■ **Given passage**:
+++
Dear Support,
I am using WGS7.0 runCA pipeline having corrected long Pacbio reads using Illumina paired end (1 library) and mate pair (3 libraries). I am currently in the unitigging step & there has no output after May 18. However, the process info shows the following command being executed:
/Apps/smrtanalysis/analysis/bin/wgs-7.0/Linux-amd64/bin/buildUnitigs -O /home/pacbioNewB/pacbioNewB.ovlStore -G /home/pacbioNewB.gkpStore -T /home/pacbioNewB/pacbioNewB.tigStore -B 2796663 -e 0.25 -E 4.5 -b -m 7 -U -o /home/pacbioNewB/4-unitigger/pacbioNewB
The 4-unitigger directory contents are as follows:
-rw-r--r-- 1 neeraja root 4.1G May 16 02:13 pacbioNewB.fragmentInfo
-rw-r--r-- 1 neeraja root 51 May 16 19:26 pacbioNewB.001.bestoverlapgraph-containments.log
-rw-r--r-- 1 neeraja root 0 May 16 19:26 pacbioNewB.002.bestoverlapgraph-dovetails.log
-rw-r--r-- 1 neeraja root 548M May 17 02:50 best.singletons
-rw-r--r-- 1 neeraja root 6.2G May 17 02:50 best.contains
-rw-r--r-- 1 neeraja root 1.1G May 17 02:50 best.edges
-rw-r--r-- 1 neeraja root 87G May 17 03:51 pacbioNewB.bog
-rw-r--r-- 1 neeraja root 0 May 17 20:10 pacbioNewB.003.ChunkGraph.log
-rw-r--r-- 1 neeraja root 95 May 17 20:20 pacbioNewB.004.buildUnitigs.log
-rw-r--r-- 1 neeraja root 34K May 18 11:32 pacbioNewB.005.bubblePopping.log
-rw-r--r-- 1 neeraja root 28M May 18 11:35 pacbioNewB.breaks.ovl
-rw-r--r-- 1 neeraja root 22 May 18 11:35 pacbioNewB.006.intersectionBreaking.log
-rw-r--r-- 1 neeraja root 1.5K May 18 11:40 pacbioNewB.007.placeContains.log
-rw-r--r-- 1 neeraja root 3.0M May 18 11:40 pacbioNewB.008.placeZombies.log
-rw-r--r-- 1 neeraja root 2.4K May 18 13:10 pacbioNewB.009.bubblePopping.log
-rw-r--r-- 1 neeraja root 404 May 18 13:11 pacbioNewB.010.libraryStats.log
-rw-r--r-- 1 neeraja root 1.4K May 18 13:21 pacbioNewB.011.evaluateMates.log
-rw-r--r-- 1 neeraja root 1.3K May 18 13:39 pacbioNewB.012.moveContains1.log
-rw-r--r-- 1 neeraja root 1.3K May 18 13:47 pacbioNewB.013.splitDiscontinuous1.log
-rw-r--r-- 1 neeraja root 101M May 18 14:09 pacbioNewB.014.splitBadMates.log
-rw-r--r-- 1 neeraja root 1.3K May 18 14:20 pacbioNewB.015.splitDiscontinuous2.log
-rw-r--r-- 1 neeraja root 0 May 18 14:20 pacbioNewB.016.moveContains2.log
-rw-r--r-- 1 neeraja root 2.2K May 18 14:20 unitigger.err
The spec file I am using is as follows:
utgErrorRate = 0.25
utgErrorLimit = 4.5
cnsErrorRate = 0.25
cgwErrorRate = 0.25
ovlErrorRate = 0.25
merSize=14
merylMemory = 128000
merylThreads = 16
ovlStoreMemory = 8192
useGrid = 1
scriptOnGrid = 1
frgCorrOnGrid = 1
ovlCorrOnGrid = 1
sge = -A assembly
sgeScript = -pe mvapich2 16
sgeConsensus = -pe mvapich2 1
sgeOverlap = -pe mvapich2 2
sgeFragmentCorrection = -pe mvapich2 2
sgeOverlapCorrection = -pe mvapich2 1
ovlHashBits = 25
ovlThreads = 2
ovlHashBlockLength = 20000000
ovlRefBlockSize = 50000000
merCompression = 1
merOverlapperSeedBatchSize = 500000
merOverlapperExtendBatchSize = 250000
frgCorrThreads = 2
frgCorrBatchSize = 100000
ovlCorrBatchSize = 100000
merylMemory = 128000
merylThreads = 4
ovlStoreMemory = 8192
ovlConcurrency = 8
cnsConcurrency = 8
merOverlapperThreads = 3
merOverlapperSeedConcurrency = 3
merOverlapperExtendConcurrency = 3
frgCorrConcurrency = 2
ovlCorrConcurrency = 4
cnsConcurrency = 4
Is this step expected to take this long?
+++
■ **Data for review**:

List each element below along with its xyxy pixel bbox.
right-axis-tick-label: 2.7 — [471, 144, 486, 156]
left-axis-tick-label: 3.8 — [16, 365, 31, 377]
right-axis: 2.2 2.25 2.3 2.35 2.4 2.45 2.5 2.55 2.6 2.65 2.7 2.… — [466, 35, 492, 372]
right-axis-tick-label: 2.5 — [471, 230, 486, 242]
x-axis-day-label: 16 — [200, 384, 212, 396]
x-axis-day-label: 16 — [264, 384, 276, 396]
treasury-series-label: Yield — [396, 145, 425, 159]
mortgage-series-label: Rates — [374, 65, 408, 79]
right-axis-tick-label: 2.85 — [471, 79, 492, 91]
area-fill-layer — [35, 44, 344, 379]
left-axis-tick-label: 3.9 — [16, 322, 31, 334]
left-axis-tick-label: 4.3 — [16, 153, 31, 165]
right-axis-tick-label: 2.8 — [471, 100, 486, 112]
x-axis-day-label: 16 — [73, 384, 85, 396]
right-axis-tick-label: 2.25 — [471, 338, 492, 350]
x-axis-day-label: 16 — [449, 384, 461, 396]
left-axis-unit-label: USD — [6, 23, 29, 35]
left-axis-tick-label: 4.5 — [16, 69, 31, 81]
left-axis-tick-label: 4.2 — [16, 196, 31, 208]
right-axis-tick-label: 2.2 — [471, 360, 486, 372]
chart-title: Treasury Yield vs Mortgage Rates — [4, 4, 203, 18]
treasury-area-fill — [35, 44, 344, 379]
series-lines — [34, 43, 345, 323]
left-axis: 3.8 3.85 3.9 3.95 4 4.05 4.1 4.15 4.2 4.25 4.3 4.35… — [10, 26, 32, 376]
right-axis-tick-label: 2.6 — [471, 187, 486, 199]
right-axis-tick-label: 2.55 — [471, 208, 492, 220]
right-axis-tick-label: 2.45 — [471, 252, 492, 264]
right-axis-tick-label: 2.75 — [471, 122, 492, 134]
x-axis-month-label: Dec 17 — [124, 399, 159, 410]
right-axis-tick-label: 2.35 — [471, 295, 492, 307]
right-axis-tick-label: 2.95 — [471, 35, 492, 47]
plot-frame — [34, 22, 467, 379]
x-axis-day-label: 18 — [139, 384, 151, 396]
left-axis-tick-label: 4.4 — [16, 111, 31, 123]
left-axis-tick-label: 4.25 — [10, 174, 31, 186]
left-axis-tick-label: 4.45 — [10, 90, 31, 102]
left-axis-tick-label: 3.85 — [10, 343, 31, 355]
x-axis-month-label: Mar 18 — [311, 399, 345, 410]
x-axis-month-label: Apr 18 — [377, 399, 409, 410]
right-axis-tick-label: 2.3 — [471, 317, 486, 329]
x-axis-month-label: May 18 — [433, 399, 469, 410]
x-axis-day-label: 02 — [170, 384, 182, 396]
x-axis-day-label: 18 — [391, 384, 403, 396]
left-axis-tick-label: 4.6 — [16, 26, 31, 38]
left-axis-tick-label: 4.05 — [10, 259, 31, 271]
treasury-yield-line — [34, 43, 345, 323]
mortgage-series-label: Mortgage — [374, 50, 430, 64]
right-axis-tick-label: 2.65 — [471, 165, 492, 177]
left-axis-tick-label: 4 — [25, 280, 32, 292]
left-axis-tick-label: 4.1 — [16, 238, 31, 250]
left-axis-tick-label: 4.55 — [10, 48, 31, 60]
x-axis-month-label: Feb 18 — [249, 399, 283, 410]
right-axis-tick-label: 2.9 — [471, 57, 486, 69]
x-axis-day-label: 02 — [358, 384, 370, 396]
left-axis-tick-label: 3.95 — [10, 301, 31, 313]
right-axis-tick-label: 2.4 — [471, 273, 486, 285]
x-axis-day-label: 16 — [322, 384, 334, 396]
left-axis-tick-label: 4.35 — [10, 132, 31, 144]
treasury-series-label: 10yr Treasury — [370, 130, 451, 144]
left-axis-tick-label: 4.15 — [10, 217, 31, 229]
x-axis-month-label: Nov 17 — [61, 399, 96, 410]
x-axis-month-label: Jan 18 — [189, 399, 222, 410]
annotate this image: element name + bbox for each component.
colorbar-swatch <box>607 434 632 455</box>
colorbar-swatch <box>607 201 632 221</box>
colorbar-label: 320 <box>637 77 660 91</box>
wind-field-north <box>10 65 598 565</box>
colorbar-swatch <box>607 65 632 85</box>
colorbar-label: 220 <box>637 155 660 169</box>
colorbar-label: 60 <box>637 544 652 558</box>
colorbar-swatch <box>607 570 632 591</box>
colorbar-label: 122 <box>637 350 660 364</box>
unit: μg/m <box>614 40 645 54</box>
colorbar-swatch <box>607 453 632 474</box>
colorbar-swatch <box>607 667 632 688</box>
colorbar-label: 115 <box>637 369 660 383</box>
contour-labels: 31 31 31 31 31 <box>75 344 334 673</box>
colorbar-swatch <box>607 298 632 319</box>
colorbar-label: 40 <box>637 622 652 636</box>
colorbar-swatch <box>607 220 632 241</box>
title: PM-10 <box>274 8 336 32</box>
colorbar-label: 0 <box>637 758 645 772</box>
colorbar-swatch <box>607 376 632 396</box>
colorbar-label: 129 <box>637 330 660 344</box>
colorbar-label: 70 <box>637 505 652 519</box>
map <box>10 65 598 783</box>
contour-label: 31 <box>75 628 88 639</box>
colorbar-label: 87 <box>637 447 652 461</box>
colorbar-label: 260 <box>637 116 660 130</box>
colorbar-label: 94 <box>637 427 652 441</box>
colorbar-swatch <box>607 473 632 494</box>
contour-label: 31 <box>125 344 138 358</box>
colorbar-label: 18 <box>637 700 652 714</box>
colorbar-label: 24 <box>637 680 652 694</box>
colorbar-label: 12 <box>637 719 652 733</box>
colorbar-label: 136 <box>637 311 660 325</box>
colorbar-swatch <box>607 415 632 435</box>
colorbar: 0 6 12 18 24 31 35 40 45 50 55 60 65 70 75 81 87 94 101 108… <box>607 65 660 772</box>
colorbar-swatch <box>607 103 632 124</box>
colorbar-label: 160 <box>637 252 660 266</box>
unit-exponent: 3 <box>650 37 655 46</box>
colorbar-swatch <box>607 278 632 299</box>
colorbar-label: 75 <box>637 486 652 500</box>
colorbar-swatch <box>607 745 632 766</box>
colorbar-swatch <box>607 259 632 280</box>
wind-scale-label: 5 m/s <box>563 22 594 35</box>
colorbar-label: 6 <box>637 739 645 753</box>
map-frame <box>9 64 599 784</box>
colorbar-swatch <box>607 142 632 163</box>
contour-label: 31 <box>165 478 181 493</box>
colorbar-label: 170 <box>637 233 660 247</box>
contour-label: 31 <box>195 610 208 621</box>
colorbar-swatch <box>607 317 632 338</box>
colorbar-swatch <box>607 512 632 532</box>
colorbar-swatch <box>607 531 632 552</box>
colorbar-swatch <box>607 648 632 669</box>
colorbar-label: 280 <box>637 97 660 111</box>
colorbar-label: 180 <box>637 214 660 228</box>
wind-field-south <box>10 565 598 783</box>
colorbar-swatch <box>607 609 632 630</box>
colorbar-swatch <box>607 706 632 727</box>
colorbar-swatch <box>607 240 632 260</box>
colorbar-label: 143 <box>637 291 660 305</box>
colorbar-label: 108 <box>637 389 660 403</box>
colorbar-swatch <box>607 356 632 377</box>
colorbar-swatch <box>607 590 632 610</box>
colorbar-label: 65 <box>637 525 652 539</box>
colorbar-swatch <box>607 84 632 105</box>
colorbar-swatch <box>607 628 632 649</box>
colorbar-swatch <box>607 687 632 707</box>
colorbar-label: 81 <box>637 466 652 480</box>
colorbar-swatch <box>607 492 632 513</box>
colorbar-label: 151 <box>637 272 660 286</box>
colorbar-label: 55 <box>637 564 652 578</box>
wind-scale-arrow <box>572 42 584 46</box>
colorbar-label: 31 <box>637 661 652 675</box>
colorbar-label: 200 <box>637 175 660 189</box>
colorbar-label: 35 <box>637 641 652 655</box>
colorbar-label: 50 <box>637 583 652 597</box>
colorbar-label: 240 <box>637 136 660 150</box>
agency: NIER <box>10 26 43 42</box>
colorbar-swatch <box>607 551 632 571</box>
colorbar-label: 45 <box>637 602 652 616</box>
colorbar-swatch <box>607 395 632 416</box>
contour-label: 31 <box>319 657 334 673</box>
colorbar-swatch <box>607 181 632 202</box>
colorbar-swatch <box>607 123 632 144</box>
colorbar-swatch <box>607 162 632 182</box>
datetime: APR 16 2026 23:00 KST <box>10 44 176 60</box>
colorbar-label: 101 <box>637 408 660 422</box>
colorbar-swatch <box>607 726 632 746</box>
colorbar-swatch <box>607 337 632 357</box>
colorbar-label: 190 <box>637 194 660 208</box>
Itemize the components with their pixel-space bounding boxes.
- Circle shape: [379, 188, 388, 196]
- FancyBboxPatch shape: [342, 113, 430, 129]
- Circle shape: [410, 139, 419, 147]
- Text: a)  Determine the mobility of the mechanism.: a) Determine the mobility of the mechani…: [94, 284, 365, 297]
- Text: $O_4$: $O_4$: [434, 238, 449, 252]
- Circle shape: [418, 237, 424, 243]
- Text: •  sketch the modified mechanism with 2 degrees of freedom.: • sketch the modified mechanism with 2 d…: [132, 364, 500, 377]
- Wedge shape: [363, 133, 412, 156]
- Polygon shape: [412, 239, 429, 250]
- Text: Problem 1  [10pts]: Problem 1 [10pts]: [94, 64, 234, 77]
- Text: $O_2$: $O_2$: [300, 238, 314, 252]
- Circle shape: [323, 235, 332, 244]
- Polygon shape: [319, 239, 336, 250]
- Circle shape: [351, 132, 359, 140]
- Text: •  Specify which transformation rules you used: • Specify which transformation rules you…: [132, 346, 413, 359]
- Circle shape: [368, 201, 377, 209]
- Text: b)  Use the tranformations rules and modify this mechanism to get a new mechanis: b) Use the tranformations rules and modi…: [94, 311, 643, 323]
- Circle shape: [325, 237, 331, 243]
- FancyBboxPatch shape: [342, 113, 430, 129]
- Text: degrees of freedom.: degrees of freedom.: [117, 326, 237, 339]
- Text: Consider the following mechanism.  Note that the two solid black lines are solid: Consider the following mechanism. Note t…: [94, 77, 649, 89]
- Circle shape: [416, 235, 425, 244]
+++
■ **Exercise goal**:
Answer these from the forum post on the runCA unitigging step:
1. How many mate pair libraries were used to correct the Pacbio reads?
2. What size is the file pacbioNewB.bog in the 4-unitigger directory?
3. What value does the spec file give for merSize?

■ **Written response**:
1. Three.
2. 87G.
3. 14.